Items from a dataset
— START —

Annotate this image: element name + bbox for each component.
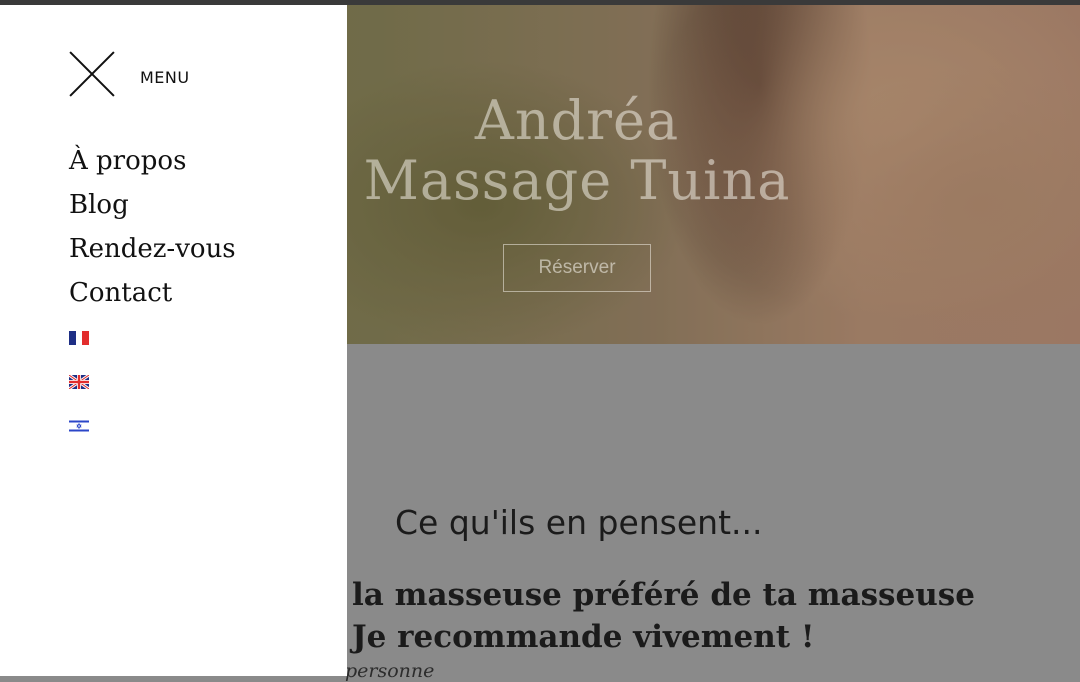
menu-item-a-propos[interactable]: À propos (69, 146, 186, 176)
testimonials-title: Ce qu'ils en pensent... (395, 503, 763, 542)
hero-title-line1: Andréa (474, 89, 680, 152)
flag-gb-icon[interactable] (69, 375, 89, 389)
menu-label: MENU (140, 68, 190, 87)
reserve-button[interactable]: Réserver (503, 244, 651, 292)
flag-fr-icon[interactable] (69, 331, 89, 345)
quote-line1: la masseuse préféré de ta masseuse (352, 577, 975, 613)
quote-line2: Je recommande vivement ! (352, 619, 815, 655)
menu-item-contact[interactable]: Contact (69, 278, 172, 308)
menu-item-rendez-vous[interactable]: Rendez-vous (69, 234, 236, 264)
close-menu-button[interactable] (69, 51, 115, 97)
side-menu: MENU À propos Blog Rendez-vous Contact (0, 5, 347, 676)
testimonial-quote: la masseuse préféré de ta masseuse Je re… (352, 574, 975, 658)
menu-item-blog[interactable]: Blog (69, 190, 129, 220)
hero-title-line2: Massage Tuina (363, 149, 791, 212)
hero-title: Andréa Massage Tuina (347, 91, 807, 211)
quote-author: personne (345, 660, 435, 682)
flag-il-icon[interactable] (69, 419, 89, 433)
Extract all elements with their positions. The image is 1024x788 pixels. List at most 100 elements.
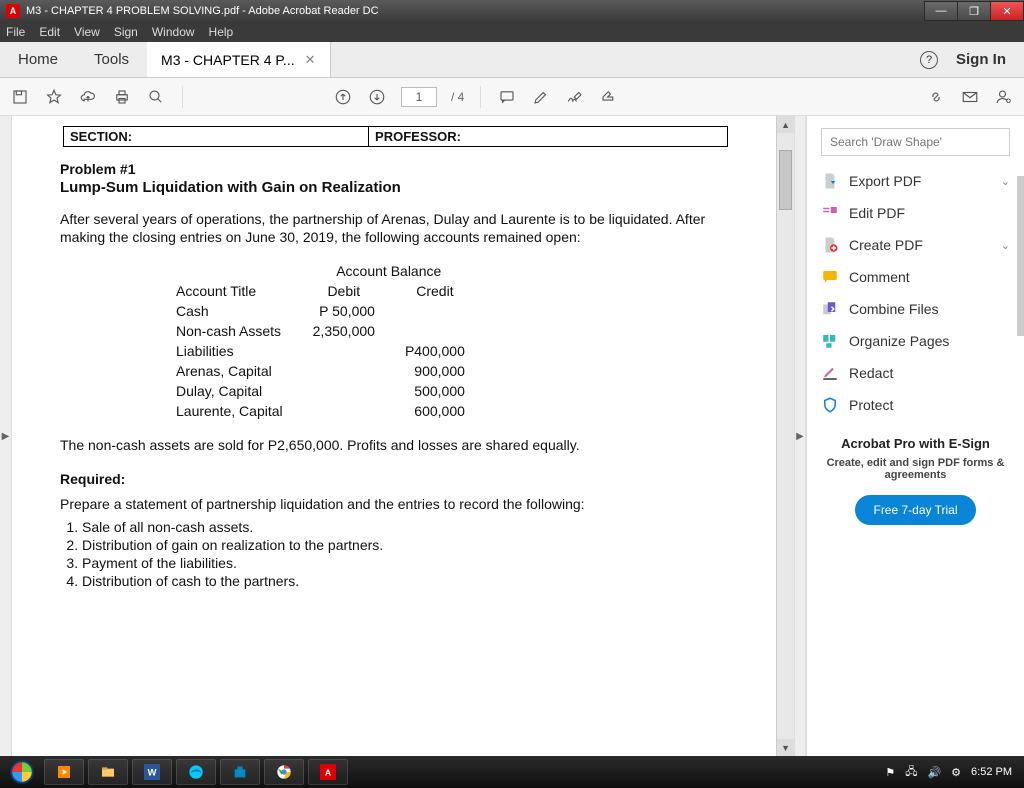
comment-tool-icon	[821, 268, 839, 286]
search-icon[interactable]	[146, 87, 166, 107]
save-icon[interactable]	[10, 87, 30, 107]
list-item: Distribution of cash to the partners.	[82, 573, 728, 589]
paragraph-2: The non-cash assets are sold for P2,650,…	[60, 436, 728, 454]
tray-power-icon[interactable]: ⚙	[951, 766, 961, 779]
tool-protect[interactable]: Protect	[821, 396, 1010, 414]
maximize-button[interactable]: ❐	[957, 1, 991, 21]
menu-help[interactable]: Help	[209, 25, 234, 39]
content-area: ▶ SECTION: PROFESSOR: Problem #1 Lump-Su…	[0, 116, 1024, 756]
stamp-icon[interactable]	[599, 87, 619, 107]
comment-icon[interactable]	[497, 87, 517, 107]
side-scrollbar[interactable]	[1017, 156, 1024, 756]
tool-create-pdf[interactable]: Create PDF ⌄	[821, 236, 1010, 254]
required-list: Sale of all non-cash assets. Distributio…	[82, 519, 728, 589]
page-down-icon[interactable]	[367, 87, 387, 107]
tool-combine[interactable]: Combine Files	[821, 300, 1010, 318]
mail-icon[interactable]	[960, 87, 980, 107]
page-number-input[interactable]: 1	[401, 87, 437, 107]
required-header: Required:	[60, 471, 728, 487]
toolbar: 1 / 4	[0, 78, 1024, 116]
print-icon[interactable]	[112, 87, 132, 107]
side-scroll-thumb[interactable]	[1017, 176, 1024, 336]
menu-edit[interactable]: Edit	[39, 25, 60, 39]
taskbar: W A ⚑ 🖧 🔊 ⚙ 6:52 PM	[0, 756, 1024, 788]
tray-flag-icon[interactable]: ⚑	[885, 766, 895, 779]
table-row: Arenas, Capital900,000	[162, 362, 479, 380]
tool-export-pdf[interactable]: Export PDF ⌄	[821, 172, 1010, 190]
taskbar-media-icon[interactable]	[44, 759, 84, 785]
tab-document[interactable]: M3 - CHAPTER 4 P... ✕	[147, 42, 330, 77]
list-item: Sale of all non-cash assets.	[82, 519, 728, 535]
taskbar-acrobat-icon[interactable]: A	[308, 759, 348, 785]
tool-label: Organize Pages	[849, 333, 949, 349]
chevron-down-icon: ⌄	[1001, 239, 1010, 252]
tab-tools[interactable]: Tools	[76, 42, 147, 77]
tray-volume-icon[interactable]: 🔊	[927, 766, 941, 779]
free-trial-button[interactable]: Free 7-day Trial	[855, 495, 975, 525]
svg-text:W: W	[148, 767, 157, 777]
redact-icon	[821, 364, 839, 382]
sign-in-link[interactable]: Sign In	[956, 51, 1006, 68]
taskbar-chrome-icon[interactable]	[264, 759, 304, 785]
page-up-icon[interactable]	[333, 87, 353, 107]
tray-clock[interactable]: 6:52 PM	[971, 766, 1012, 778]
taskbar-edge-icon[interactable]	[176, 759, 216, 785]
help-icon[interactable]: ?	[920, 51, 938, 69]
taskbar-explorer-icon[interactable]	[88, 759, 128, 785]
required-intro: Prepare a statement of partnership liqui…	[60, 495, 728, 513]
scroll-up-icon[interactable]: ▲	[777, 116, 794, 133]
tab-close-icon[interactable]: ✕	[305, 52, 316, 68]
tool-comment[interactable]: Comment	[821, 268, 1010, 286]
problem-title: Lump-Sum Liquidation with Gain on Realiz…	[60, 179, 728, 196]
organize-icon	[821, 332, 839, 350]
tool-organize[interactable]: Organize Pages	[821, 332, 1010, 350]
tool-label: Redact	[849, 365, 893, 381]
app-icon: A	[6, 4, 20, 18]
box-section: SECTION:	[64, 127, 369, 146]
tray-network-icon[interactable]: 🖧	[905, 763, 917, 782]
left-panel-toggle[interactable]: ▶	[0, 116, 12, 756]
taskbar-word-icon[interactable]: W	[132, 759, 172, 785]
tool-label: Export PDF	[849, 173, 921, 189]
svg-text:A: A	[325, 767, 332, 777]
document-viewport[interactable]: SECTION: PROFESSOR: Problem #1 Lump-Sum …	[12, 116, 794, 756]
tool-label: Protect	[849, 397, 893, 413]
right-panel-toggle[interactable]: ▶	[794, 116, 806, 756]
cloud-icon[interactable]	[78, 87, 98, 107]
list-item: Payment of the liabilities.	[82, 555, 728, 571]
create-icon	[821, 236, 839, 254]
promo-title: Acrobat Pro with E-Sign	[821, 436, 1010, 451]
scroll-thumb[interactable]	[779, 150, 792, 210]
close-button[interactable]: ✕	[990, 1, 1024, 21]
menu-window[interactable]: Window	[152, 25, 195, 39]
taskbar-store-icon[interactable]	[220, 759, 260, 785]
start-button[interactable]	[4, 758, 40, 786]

— END —

» Exercise objective
Update the data by replacing every occurrence of "taskbar" with "dock", and reproduce all the lines with everything else unchanged. Leave the pictures out of your output.

» Exercise solution
Annotate this image: element name + bbox for each component.
menu-item-a-propos[interactable]: À propos (69, 146, 186, 176)
testimonials-title: Ce qu'ils en pensent... (395, 503, 763, 542)
hero-title-line1: Andréa (474, 89, 680, 152)
flag-gb-icon[interactable] (69, 375, 89, 389)
menu-label: MENU (140, 68, 190, 87)
reserve-button[interactable]: Réserver (503, 244, 651, 292)
flag-fr-icon[interactable] (69, 331, 89, 345)
quote-line1: la masseuse préféré de ta masseuse (352, 577, 975, 613)
quote-line2: Je recommande vivement ! (352, 619, 815, 655)
menu-item-contact[interactable]: Contact (69, 278, 172, 308)
menu-item-rendez-vous[interactable]: Rendez-vous (69, 234, 236, 264)
close-menu-button[interactable] (69, 51, 115, 97)
side-menu: MENU À propos Blog Rendez-vous Contact (0, 5, 347, 676)
testimonial-quote: la masseuse préféré de ta masseuse Je re… (352, 574, 975, 658)
menu-item-blog[interactable]: Blog (69, 190, 129, 220)
hero-title-line2: Massage Tuina (363, 149, 791, 212)
hero-title: Andréa Massage Tuina (347, 91, 807, 211)
quote-author: personne (345, 660, 435, 682)
flag-il-icon[interactable] (69, 419, 89, 433)
Extract all elements with their positions. The image is 1024x788 pixels. List at most 100 elements.
comment-tool-icon	[821, 268, 839, 286]
search-icon[interactable]	[146, 87, 166, 107]
save-icon[interactable]	[10, 87, 30, 107]
list-item: Distribution of cash to the partners.	[82, 573, 728, 589]
paragraph-2: The non-cash assets are sold for P2,650,…	[60, 436, 728, 454]
tray-power-icon[interactable]: ⚙	[951, 766, 961, 779]
tool-protect[interactable]: Protect	[821, 396, 1010, 414]
maximize-button[interactable]: ❐	[957, 1, 991, 21]
menu-help[interactable]: Help	[209, 25, 234, 39]
content-area: ▶ SECTION: PROFESSOR: Problem #1 Lump-Su…	[0, 116, 1024, 756]
stamp-icon[interactable]	[599, 87, 619, 107]
comment-icon[interactable]	[497, 87, 517, 107]
side-scrollbar[interactable]	[1017, 156, 1024, 756]
tool-create-pdf[interactable]: Create PDF ⌄	[821, 236, 1010, 254]
required-list: Sale of all non-cash assets. Distributio…	[82, 519, 728, 589]
page-down-icon[interactable]	[367, 87, 387, 107]
tool-combine[interactable]: Combine Files	[821, 300, 1010, 318]
mail-icon[interactable]	[960, 87, 980, 107]
page-number-input[interactable]: 1	[401, 87, 437, 107]
required-header: Required:	[60, 471, 728, 487]
toolbar: 1 / 4	[0, 78, 1024, 116]
print-icon[interactable]	[112, 87, 132, 107]
side-scroll-thumb[interactable]	[1017, 176, 1024, 336]
menu-edit[interactable]: Edit	[39, 25, 60, 39]
dock: W A ⚑ 🖧 🔊 ⚙ 6:52 PM	[0, 756, 1024, 788]
tray-flag-icon[interactable]: ⚑	[885, 766, 895, 779]
table-row: Arenas, Capital900,000	[162, 362, 479, 380]
tool-export-pdf[interactable]: Export PDF ⌄	[821, 172, 1010, 190]
dock-media-icon[interactable]	[44, 759, 84, 785]
tab-document[interactable]: M3 - CHAPTER 4 P... ✕	[147, 42, 330, 77]
list-item: Sale of all non-cash assets.	[82, 519, 728, 535]
dock-acrobat-icon[interactable]: A	[308, 759, 348, 785]
tool-label: Organize Pages	[849, 333, 949, 349]
chevron-down-icon: ⌄	[1001, 239, 1010, 252]
tab-tools[interactable]: Tools	[76, 42, 147, 77]
tray-volume-icon[interactable]: 🔊	[927, 766, 941, 779]
free-trial-button[interactable]: Free 7-day Trial	[855, 495, 975, 525]
svg-text:W: W	[148, 767, 157, 777]
redact-icon	[821, 364, 839, 382]
sign-in-link[interactable]: Sign In	[956, 51, 1006, 68]
dock-chrome-icon[interactable]	[264, 759, 304, 785]
page-up-icon[interactable]	[333, 87, 353, 107]
tray-clock[interactable]: 6:52 PM	[971, 766, 1012, 778]
dock-edge-icon[interactable]	[176, 759, 216, 785]
help-icon[interactable]: ?	[920, 51, 938, 69]
dock-explorer-icon[interactable]	[88, 759, 128, 785]
required-intro: Prepare a statement of partnership liqui…	[60, 495, 728, 513]
scroll-up-icon[interactable]: ▲	[777, 116, 794, 133]
tab-close-icon[interactable]: ✕	[305, 52, 316, 68]
tool-comment[interactable]: Comment	[821, 268, 1010, 286]
problem-title: Lump-Sum Liquidation with Gain on Realiz…	[60, 179, 728, 196]
organize-icon	[821, 332, 839, 350]
tool-organize[interactable]: Organize Pages	[821, 332, 1010, 350]
tool-label: Redact	[849, 365, 893, 381]
app-icon: A	[6, 4, 20, 18]
box-section: SECTION:	[64, 127, 369, 146]
tray-network-icon[interactable]: 🖧	[905, 763, 917, 782]
left-panel-toggle[interactable]: ▶	[0, 116, 12, 756]
dock-word-icon[interactable]: W	[132, 759, 172, 785]
tool-label: Export PDF	[849, 173, 921, 189]
svg-text:A: A	[325, 767, 332, 777]
document-viewport[interactable]: SECTION: PROFESSOR: Problem #1 Lump-Sum …	[12, 116, 794, 756]
tool-label: Protect	[849, 397, 893, 413]
right-panel-toggle[interactable]: ▶	[794, 116, 806, 756]
cloud-icon[interactable]	[78, 87, 98, 107]
list-item: Payment of the liabilities.	[82, 555, 728, 571]
create-icon	[821, 236, 839, 254]
promo-title: Acrobat Pro with E-Sign	[821, 436, 1010, 451]
scroll-thumb[interactable]	[779, 150, 792, 210]
close-button[interactable]: ✕	[990, 1, 1024, 21]
menu-window[interactable]: Window	[152, 25, 195, 39]
dock-store-icon[interactable]	[220, 759, 260, 785]
start-button[interactable]	[4, 758, 40, 786]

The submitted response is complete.